## Exercise requirements
Copy every line of the data exactly, leaving nothing out.

>> Start

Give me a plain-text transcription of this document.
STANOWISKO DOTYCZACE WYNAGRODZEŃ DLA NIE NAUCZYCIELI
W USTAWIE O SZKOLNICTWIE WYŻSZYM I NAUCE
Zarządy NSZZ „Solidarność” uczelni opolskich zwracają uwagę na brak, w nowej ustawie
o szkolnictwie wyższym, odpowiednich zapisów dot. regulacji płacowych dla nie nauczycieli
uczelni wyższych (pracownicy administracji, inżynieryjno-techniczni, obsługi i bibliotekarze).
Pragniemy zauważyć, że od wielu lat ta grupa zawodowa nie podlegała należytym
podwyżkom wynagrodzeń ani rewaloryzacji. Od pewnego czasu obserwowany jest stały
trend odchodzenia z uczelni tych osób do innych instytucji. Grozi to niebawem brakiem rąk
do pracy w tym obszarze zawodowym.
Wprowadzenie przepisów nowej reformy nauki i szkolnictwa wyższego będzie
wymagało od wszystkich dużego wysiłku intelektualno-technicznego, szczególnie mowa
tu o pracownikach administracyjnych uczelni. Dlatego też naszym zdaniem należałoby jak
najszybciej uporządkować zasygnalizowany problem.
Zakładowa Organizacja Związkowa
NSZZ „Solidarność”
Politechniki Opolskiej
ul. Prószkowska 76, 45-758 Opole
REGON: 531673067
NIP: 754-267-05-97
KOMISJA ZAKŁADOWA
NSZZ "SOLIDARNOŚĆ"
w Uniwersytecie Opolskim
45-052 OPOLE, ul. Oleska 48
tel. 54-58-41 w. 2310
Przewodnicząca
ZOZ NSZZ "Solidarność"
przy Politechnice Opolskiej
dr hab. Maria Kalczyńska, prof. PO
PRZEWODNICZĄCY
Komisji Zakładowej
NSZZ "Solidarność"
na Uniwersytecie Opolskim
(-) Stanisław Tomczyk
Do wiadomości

>> End

## Exercise response
Give me a plain-text transcription of this document.
STANOWISKO DOTYCZACE WYNAGRODZEŃ DLA NIE NAUCZYCIELI
W USTAWIE O SZKOLNICTWIE WYŻSZYM I NAUCE
Zarządy NSZZ „Solidarność” uczelni opolskich zwracają uwagę na brak, w nowej ustawie
o szkolnictwie wyższym, odpowiednich zapisów dot. regulacji płacowych dla nie nauczycieli
uczelni wyższych (pracownicy administracji, inżynieryjno-techniczni, obsługi i bibliotekarze).
Pragniemy zauważyć, że od wielu lat ta grupa zawodowa nie podlegała należytym
podwyżkom wynagrodzeń ani rewaloryzacji. Od pewnego czasu obserwowany jest stały
trend odchodzenia z uczelni tych osób do innych instytucji. Grozi to niebawem brakiem rąk
do pracy w tym obszarze zawodowym.
Wprowadzenie przepisów nowej reformy nauki i szkolnictwa wyższego będzie
wymagało od wszystkich dużego wysiłku intelektualno-technicznego, szczególnie mowa
tu o pracownikach administracyjnych uczelni. Dlatego też naszym zdaniem należałoby jak
najszybciej uporządkować zasygnalizowany problem.
Zakładowa Organizacja Związkowa
NSZZ „Solidarność”
Politechniki Opolskiej
ul. Prószkowska 76, 45-758 Opole
REGON: 531673067
NIP: 754-267-05-97
KOMISJA ZAKŁADOWA
NSZZ "SOLIDARNOŚĆ"
w Uniwersytecie Opolskim
45-052 OPOLE, ul. Oleska 48
tel. 54-58-41 w. 2310
Przewodnicząca
ZOZ NSZZ "Solidarność"
przy Politechnice Opolskiej
dr hab. Maria Kalczyńska, prof. PO
PRZEWODNICZĄCY
Komisji Zakładowej
NSZZ "Solidarność"
na Uniwersytecie Opolskim
(-) Stanisław Tomczyk
Do wiadomości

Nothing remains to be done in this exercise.